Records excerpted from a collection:
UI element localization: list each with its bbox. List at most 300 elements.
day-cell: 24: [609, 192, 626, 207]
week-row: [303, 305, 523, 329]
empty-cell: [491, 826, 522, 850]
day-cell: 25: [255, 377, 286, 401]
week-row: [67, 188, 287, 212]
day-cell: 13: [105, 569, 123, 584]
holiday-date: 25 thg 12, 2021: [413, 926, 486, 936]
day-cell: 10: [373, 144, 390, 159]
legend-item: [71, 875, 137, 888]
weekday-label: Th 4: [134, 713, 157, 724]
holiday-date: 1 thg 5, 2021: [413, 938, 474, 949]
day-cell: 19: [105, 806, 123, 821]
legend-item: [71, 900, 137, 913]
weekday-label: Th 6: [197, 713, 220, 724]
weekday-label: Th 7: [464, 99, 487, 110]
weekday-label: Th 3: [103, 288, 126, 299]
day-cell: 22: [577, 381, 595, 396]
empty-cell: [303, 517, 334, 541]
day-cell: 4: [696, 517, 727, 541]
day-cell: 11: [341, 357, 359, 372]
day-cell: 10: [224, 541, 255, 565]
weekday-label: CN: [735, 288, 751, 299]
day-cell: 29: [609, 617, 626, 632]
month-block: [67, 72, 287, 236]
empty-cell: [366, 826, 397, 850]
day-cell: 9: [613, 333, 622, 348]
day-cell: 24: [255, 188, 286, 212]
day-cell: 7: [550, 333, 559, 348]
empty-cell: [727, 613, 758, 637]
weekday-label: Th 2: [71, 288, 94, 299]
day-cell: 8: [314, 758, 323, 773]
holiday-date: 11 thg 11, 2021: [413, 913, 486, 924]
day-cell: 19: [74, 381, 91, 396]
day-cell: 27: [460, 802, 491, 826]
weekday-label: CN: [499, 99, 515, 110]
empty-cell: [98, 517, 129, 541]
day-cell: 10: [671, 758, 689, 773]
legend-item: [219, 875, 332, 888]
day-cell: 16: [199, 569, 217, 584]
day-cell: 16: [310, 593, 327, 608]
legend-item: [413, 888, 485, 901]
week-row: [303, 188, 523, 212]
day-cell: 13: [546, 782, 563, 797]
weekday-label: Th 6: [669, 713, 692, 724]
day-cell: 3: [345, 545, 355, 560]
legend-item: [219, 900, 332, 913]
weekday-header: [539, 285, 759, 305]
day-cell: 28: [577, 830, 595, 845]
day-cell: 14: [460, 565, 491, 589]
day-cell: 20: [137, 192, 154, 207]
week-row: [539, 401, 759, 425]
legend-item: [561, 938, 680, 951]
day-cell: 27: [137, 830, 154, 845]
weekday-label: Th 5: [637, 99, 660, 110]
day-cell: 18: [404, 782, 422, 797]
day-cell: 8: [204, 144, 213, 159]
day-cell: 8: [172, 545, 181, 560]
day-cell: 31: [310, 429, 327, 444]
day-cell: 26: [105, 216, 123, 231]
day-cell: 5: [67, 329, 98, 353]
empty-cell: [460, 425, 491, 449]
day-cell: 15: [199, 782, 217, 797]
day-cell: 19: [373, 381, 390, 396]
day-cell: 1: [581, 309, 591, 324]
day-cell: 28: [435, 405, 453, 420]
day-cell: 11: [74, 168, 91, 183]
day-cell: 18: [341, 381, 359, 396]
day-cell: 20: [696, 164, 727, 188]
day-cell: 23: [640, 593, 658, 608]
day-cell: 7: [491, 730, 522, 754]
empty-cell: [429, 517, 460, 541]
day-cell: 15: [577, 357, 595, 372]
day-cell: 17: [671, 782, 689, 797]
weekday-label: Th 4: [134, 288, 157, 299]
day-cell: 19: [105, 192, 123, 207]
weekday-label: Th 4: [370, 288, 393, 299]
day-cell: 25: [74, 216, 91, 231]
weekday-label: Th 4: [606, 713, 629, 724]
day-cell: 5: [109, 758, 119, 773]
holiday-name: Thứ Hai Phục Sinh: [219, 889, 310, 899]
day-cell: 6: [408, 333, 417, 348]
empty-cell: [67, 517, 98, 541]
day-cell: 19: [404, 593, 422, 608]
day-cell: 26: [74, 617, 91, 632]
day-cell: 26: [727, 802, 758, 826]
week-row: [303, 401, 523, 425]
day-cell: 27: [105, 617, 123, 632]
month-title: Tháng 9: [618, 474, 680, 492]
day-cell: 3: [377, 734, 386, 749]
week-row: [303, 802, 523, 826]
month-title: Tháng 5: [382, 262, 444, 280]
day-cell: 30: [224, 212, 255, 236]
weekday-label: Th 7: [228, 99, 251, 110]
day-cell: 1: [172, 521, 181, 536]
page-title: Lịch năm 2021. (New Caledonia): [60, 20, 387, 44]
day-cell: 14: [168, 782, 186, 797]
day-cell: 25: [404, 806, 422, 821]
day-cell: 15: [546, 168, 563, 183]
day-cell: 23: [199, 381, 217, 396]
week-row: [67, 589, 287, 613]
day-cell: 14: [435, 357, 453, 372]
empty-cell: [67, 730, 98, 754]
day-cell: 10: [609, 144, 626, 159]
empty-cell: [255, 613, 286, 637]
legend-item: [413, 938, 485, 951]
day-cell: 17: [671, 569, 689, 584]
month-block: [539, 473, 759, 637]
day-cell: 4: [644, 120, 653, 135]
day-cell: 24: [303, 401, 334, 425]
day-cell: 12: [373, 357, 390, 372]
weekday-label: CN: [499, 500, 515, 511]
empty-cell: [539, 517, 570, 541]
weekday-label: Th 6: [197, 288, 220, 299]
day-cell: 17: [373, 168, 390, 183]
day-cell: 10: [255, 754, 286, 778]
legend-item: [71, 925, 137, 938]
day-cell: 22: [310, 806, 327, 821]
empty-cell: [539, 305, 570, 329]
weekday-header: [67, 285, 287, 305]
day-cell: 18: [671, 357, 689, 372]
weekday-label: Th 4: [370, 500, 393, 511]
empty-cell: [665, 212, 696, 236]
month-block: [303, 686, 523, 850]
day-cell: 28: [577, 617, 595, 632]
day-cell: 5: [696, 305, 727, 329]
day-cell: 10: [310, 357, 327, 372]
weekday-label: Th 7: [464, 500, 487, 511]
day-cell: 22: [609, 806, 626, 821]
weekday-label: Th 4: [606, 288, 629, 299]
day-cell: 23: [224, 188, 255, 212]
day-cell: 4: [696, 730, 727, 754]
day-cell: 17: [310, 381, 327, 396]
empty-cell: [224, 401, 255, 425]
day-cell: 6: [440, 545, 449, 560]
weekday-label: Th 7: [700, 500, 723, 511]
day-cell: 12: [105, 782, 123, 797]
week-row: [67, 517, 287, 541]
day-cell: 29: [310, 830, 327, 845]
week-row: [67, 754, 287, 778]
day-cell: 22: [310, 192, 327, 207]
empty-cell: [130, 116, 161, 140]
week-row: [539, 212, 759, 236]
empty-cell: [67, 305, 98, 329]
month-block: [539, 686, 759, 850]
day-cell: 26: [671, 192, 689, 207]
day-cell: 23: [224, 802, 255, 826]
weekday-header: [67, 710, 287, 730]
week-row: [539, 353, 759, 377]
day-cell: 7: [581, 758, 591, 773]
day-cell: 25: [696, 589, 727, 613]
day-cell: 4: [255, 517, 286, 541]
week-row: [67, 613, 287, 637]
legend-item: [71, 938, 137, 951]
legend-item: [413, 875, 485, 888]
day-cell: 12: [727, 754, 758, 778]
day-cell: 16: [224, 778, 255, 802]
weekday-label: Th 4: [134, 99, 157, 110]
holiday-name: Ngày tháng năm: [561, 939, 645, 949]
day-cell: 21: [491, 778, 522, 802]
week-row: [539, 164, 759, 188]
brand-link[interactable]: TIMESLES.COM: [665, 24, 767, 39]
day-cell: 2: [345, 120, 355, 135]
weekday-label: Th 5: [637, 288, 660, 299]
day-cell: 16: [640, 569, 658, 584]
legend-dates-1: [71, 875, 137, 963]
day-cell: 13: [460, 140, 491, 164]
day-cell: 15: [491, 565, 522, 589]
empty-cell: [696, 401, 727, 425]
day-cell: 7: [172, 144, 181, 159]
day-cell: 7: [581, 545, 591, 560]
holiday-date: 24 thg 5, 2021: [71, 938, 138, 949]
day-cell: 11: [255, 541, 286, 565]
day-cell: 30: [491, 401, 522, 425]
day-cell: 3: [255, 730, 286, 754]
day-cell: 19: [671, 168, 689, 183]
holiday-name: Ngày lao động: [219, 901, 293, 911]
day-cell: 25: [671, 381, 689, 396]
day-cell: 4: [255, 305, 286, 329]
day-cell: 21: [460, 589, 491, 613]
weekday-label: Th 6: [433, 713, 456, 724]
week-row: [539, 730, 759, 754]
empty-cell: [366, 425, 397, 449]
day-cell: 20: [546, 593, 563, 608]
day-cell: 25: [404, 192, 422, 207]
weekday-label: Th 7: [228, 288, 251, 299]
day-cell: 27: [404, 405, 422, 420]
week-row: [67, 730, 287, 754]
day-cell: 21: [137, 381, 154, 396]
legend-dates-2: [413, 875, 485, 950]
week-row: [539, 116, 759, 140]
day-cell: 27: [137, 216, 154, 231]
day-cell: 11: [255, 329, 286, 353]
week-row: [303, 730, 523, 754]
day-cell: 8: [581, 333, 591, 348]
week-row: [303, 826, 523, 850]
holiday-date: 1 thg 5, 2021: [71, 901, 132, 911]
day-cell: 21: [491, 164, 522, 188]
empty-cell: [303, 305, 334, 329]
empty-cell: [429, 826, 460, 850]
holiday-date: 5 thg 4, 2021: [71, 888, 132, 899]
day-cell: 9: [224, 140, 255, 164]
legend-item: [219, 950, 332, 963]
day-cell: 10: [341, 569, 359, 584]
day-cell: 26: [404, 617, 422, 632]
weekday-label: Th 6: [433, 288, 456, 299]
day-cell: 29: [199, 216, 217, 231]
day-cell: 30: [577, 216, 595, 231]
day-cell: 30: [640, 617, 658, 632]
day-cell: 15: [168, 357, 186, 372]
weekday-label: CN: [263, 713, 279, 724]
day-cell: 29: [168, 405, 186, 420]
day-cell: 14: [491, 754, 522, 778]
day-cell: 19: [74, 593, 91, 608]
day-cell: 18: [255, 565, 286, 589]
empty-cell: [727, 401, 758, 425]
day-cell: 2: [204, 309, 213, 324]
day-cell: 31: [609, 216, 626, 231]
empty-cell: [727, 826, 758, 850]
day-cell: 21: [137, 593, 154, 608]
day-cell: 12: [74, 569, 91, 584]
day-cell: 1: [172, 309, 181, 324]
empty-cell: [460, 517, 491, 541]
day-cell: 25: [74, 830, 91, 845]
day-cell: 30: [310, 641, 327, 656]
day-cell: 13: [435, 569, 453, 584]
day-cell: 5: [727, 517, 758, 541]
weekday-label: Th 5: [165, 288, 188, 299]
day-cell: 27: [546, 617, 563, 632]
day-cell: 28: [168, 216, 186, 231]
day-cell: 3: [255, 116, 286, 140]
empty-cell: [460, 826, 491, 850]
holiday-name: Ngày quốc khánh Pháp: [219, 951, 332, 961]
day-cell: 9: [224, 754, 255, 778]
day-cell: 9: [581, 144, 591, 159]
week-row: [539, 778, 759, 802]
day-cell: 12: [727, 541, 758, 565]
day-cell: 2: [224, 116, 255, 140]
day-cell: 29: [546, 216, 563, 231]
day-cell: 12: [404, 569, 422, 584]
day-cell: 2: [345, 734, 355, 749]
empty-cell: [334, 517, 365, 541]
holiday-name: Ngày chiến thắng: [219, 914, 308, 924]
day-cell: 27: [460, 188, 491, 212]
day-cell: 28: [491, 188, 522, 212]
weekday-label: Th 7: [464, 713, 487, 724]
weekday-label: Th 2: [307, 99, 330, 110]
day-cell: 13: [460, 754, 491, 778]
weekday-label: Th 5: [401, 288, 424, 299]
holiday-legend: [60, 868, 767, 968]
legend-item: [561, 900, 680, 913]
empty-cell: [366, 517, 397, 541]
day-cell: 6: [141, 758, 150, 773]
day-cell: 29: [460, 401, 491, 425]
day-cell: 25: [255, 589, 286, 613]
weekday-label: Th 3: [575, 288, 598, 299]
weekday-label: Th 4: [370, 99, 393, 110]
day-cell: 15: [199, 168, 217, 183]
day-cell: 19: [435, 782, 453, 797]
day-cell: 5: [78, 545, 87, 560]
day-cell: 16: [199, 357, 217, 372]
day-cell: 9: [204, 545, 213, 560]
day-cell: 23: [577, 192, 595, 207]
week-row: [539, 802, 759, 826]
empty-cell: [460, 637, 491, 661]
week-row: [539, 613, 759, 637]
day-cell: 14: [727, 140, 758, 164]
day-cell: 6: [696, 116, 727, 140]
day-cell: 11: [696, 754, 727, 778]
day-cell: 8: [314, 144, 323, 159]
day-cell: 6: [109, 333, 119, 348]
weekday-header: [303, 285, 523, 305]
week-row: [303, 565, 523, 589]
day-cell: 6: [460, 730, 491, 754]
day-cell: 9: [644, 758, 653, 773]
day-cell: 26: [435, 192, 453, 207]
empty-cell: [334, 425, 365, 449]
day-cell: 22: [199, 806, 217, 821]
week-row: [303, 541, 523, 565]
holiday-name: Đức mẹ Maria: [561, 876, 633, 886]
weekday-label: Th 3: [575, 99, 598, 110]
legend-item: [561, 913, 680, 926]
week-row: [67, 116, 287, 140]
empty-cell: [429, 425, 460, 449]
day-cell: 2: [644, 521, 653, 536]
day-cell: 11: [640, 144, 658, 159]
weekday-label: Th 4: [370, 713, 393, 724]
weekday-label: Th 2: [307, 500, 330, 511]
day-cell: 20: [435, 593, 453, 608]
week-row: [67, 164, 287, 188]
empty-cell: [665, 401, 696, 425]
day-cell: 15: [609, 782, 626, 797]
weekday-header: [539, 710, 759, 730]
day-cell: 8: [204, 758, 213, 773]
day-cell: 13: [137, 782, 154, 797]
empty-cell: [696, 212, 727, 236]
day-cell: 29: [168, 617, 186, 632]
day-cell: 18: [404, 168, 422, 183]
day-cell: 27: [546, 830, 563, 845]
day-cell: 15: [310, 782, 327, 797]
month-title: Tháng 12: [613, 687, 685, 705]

**PROBLEM STATEMENT:** Arrange everything from the start of the data down to and including the line containing "legend-item: [71, 900, 137, 913]" as a JSON list of strings, one string per line, with blank lines omitted.

**RESULT OF THIS EXERCISE:**
[
  "UI element localization: list each with its bbox. List at most 300 elements.",
  "day-cell: 24: [609, 192, 626, 207]",
  "week-row: [303, 305, 523, 329]",
  "empty-cell: [491, 826, 522, 850]",
  "day-cell: 25: [255, 377, 286, 401]",
  "week-row: [67, 188, 287, 212]",
  "day-cell: 13: [105, 569, 123, 584]",
  "holiday-date: 25 thg 12, 2021: [413, 926, 486, 936]",
  "day-cell: 10: [373, 144, 390, 159]",
  "legend-item: [71, 875, 137, 888]",
  "weekday-label: Th 4: [134, 713, 157, 724]",
  "holiday-date: 1 thg 5, 2021: [413, 938, 474, 949]",
  "day-cell: 19: [105, 806, 123, 821]",
  "legend-item: [71, 900, 137, 913]"
]